■ **PROBLEM DETAILS**
Each entry below must be repeated exactly, with pictures left out.

■ **SUPPLIED INFORMATION**

Begin

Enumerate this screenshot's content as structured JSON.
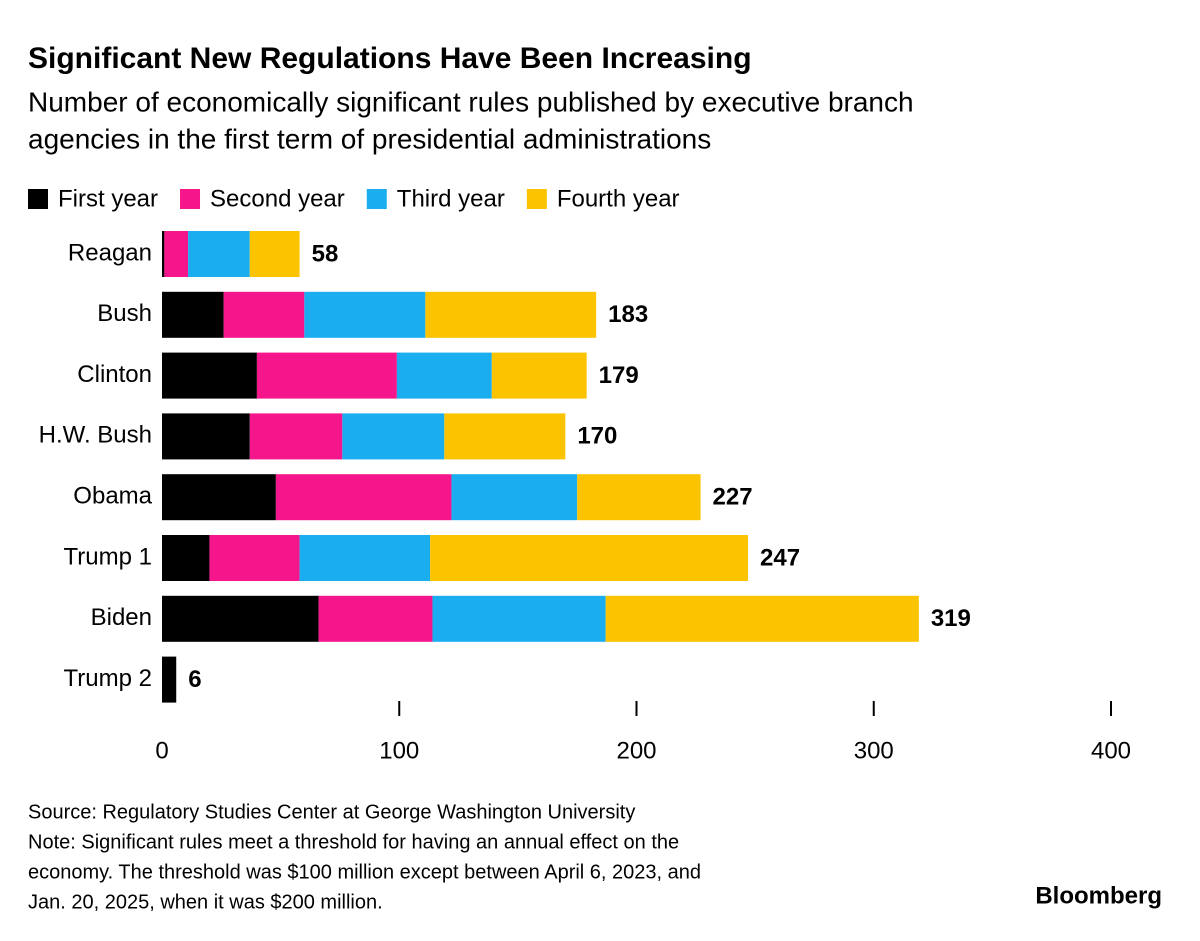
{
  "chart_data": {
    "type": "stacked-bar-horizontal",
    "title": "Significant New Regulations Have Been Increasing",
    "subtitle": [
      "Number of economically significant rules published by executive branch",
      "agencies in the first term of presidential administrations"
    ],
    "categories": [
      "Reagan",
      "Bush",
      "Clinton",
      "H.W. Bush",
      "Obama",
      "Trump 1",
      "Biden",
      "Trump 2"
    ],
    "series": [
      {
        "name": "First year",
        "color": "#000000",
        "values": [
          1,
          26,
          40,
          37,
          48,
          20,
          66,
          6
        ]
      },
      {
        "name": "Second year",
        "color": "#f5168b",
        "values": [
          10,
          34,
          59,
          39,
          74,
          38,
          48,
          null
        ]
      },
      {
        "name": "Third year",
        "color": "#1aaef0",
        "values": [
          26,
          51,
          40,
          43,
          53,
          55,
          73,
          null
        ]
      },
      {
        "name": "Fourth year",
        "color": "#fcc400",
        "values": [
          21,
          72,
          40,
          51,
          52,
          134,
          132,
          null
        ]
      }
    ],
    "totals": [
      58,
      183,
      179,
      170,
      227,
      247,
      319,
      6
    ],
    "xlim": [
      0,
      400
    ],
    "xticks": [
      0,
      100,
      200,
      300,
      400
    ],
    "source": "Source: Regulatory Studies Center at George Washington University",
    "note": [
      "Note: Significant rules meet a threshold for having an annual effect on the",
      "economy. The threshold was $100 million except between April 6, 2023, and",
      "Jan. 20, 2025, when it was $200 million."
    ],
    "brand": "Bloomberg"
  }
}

End

■ **SOLUTION FOR THIS TASK**
Enumerate this screenshot's content as structured JSON.
{
  "chart_data": {
    "type": "stacked-bar-horizontal",
    "title": "Significant New Regulations Have Been Increasing",
    "subtitle": [
      "Number of economically significant rules published by executive branch",
      "agencies in the first term of presidential administrations"
    ],
    "categories": [
      "Reagan",
      "Bush",
      "Clinton",
      "H.W. Bush",
      "Obama",
      "Trump 1",
      "Biden",
      "Trump 2"
    ],
    "series": [
      {
        "name": "First year",
        "color": "#000000",
        "values": [
          1,
          26,
          40,
          37,
          48,
          20,
          66,
          6
        ]
      },
      {
        "name": "Second year",
        "color": "#f5168b",
        "values": [
          10,
          34,
          59,
          39,
          74,
          38,
          48,
          null
        ]
      },
      {
        "name": "Third year",
        "color": "#1aaef0",
        "values": [
          26,
          51,
          40,
          43,
          53,
          55,
          73,
          null
        ]
      },
      {
        "name": "Fourth year",
        "color": "#fcc400",
        "values": [
          21,
          72,
          40,
          51,
          52,
          134,
          132,
          null
        ]
      }
    ],
    "totals": [
      58,
      183,
      179,
      170,
      227,
      247,
      319,
      6
    ],
    "xlim": [
      0,
      400
    ],
    "xticks": [
      0,
      100,
      200,
      300,
      400
    ],
    "source": "Source: Regulatory Studies Center at George Washington University",
    "note": [
      "Note: Significant rules meet a threshold for having an annual effect on the",
      "economy. The threshold was $100 million except between April 6, 2023, and",
      "Jan. 20, 2025, when it was $200 million."
    ],
    "brand": "Bloomberg"
  }
}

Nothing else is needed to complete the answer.